> REQUIRED TASK: The records below must be output exactly, without pictures.

> DATASET RECORDS:
==========

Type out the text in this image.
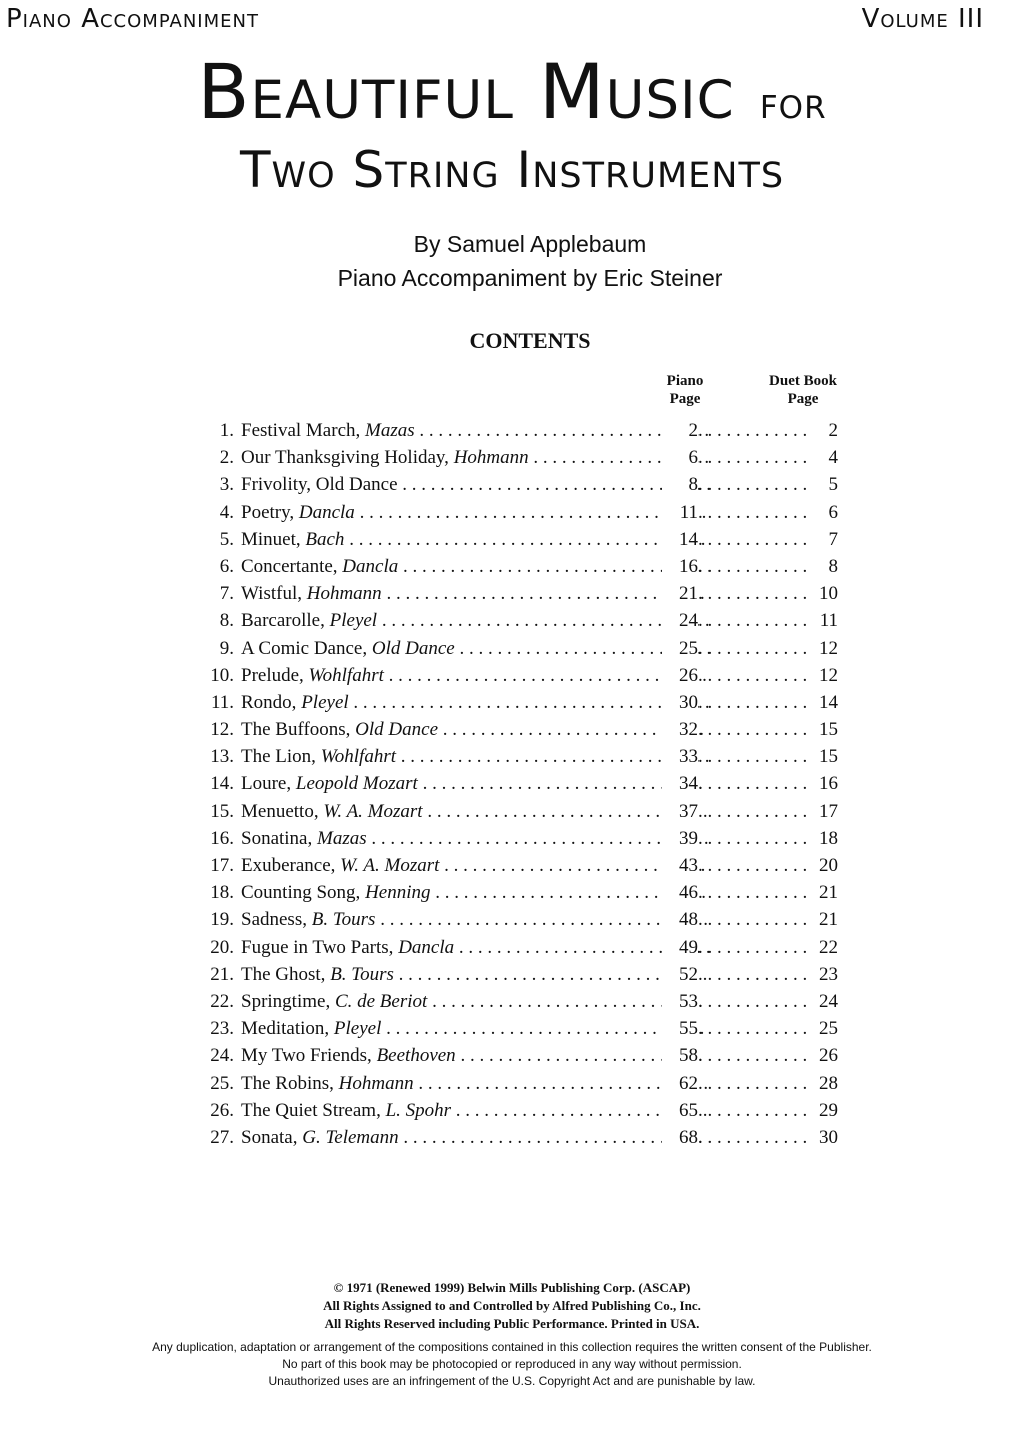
Piano Accompaniment	Volume III
Beautiful Music for
Two String Instruments
By Samuel Applebaum
Piano Accompaniment by Eric Steiner
CONTENTS
Piano
Page
Duet Book
Page
1. Festival March, Mazas . . .	2 . . .	2
2. Our Thanksgiving Holiday, Hohmann . . .	6 . . .	4
3. Frivolity, Old Dance . . .	8 . . .	5
4. Poetry, Dancla . . .	11 . . .	6
5. Minuet, Bach . . .	14 . . .	7
6. Concertante, Dancla . . .	16 . . .	8
7. Wistful, Hohmann . . .	21 . . .	10
8. Barcarolle, Pleyel . . .	24 . . .	11
9. A Comic Dance, Old Dance . . .	25 . . .	12
10. Prelude, Wohlfahrt . . .	26 . . .	12
11. Rondo, Pleyel . . .	30 . . .	14
12. The Buffoons, Old Dance . . .	32 . . .	15
13. The Lion, Wohlfahrt . . .	33 . . .	15
14. Loure, Leopold Mozart . . .	34 . . .	16
15. Menuetto, W. A. Mozart . . .	37 . . .	17
16. Sonatina, Mazas . . .	39 . . .	18
17. Exuberance, W. A. Mozart . . .	43 . . .	20
18. Counting Song, Henning . . .	46 . . .	21
19. Sadness, B. Tours . . .	48 . . .	21
20. Fugue in Two Parts, Dancla . . .	49 . . .	22
21. The Ghost, B. Tours . . .	52 . . .	23
22. Springtime, C. de Beriot . . .	53 . . .	24
23. Meditation, Pleyel . . .	55 . . .	25
24. My Two Friends, Beethoven . . .	58 . . .	26
25. The Robins, Hohmann . . .	62 . . .	28
26. The Quiet Stream, L. Spohr . . .	65 . . .	29
27. Sonata, G. Telemann . . .	68 . . .	30
© 1971 (Renewed 1999) Belwin Mills Publishing Corp. (ASCAP)
All Rights Assigned to and Controlled by Alfred Publishing Co., Inc.
All Rights Reserved including Public Performance. Printed in USA.
Any duplication, adaptation or arrangement of the compositions contained in this collection requires the written consent of the Publisher.
No part of this book may be photocopied or reproduced in any way without permission.
Unauthorized uses are an infringement of the U.S. Copyright Act and are punishable by law.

==========

> RESULT FOR THIS EXERCISE:
Type out the text in this image.
Piano Accompaniment	Volume III
Beautiful Music for
Two String Instruments
By Samuel Applebaum
Piano Accompaniment by Eric Steiner
CONTENTS
Piano
Page
Duet Book
Page
1. Festival March, Mazas . . .	2 . . .	2
2. Our Thanksgiving Holiday, Hohmann . . .	6 . . .	4
3. Frivolity, Old Dance . . .	8 . . .	5
4. Poetry, Dancla . . .	11 . . .	6
5. Minuet, Bach . . .	14 . . .	7
6. Concertante, Dancla . . .	16 . . .	8
7. Wistful, Hohmann . . .	21 . . .	10
8. Barcarolle, Pleyel . . .	24 . . .	11
9. A Comic Dance, Old Dance . . .	25 . . .	12
10. Prelude, Wohlfahrt . . .	26 . . .	12
11. Rondo, Pleyel . . .	30 . . .	14
12. The Buffoons, Old Dance . . .	32 . . .	15
13. The Lion, Wohlfahrt . . .	33 . . .	15
14. Loure, Leopold Mozart . . .	34 . . .	16
15. Menuetto, W. A. Mozart . . .	37 . . .	17
16. Sonatina, Mazas . . .	39 . . .	18
17. Exuberance, W. A. Mozart . . .	43 . . .	20
18. Counting Song, Henning . . .	46 . . .	21
19. Sadness, B. Tours . . .	48 . . .	21
20. Fugue in Two Parts, Dancla . . .	49 . . .	22
21. The Ghost, B. Tours . . .	52 . . .	23
22. Springtime, C. de Beriot . . .	53 . . .	24
23. Meditation, Pleyel . . .	55 . . .	25
24. My Two Friends, Beethoven . . .	58 . . .	26
25. The Robins, Hohmann . . .	62 . . .	28
26. The Quiet Stream, L. Spohr . . .	65 . . .	29
27. Sonata, G. Telemann . . .	68 . . .	30
© 1971 (Renewed 1999) Belwin Mills Publishing Corp. (ASCAP)
All Rights Assigned to and Controlled by Alfred Publishing Co., Inc.
All Rights Reserved including Public Performance. Printed in USA.
Any duplication, adaptation or arrangement of the compositions contained in this collection requires the written consent of the Publisher.
No part of this book may be photocopied or reproduced in any way without permission.
Unauthorized uses are an infringement of the U.S. Copyright Act and are punishable by law.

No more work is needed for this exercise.